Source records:
(begin)
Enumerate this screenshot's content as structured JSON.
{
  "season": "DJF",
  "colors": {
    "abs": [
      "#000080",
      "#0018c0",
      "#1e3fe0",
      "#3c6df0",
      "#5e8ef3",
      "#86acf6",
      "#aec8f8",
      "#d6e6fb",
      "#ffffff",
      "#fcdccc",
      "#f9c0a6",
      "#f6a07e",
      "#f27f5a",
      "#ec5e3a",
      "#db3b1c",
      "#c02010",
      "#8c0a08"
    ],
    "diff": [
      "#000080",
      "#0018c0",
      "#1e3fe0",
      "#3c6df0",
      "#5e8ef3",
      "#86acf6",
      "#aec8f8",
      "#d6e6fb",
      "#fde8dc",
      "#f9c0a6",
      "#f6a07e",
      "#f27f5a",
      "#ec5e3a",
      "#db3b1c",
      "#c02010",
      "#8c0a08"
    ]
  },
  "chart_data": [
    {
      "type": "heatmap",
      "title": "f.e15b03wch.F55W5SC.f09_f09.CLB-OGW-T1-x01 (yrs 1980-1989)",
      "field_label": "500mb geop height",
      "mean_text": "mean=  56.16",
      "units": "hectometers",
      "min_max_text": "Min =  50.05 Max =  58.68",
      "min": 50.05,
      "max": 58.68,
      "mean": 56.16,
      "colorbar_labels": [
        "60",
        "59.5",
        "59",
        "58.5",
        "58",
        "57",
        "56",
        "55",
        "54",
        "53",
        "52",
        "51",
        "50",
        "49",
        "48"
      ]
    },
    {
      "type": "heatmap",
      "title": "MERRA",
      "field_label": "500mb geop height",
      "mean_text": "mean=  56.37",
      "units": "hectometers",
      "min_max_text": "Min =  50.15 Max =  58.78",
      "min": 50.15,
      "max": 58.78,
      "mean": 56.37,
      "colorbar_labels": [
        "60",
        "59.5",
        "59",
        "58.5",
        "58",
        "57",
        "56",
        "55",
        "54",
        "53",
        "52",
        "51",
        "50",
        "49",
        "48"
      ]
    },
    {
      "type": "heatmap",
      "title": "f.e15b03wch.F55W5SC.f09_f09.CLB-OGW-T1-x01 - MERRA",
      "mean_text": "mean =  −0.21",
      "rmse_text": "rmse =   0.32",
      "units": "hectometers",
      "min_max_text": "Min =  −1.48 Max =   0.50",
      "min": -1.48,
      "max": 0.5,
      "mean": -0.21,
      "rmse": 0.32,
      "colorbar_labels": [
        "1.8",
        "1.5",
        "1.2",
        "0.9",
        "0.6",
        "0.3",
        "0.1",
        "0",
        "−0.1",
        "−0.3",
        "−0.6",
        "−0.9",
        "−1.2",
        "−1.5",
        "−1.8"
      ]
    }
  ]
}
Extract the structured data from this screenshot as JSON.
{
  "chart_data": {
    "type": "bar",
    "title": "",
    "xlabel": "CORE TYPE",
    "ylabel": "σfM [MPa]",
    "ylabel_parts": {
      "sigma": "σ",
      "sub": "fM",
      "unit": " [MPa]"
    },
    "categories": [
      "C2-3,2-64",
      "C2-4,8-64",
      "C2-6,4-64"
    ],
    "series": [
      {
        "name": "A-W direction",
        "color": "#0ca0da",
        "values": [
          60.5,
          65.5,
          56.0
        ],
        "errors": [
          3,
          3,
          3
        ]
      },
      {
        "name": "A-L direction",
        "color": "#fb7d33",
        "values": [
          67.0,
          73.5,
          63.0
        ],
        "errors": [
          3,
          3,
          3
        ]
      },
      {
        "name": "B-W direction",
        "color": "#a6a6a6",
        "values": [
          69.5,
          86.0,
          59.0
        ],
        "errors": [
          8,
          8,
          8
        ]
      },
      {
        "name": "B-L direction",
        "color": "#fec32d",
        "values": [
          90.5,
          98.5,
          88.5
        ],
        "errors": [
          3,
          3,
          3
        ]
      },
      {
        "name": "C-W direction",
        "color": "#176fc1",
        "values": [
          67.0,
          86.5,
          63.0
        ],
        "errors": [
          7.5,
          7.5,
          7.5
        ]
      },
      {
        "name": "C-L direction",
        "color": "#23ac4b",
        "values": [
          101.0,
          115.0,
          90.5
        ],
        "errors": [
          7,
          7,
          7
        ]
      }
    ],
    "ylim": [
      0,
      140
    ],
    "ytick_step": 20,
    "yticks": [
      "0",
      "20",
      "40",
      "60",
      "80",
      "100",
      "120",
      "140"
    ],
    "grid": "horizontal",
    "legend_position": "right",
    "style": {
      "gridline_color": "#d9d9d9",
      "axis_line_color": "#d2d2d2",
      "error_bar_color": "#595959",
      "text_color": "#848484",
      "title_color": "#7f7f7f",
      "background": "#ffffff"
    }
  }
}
(end)
PROMPT: Copy out all lines that carry the word "this".

FINISHED TASK:
Enumerate this screenshot's content as structured JSON.
Extract the structured data from this screenshot as JSON.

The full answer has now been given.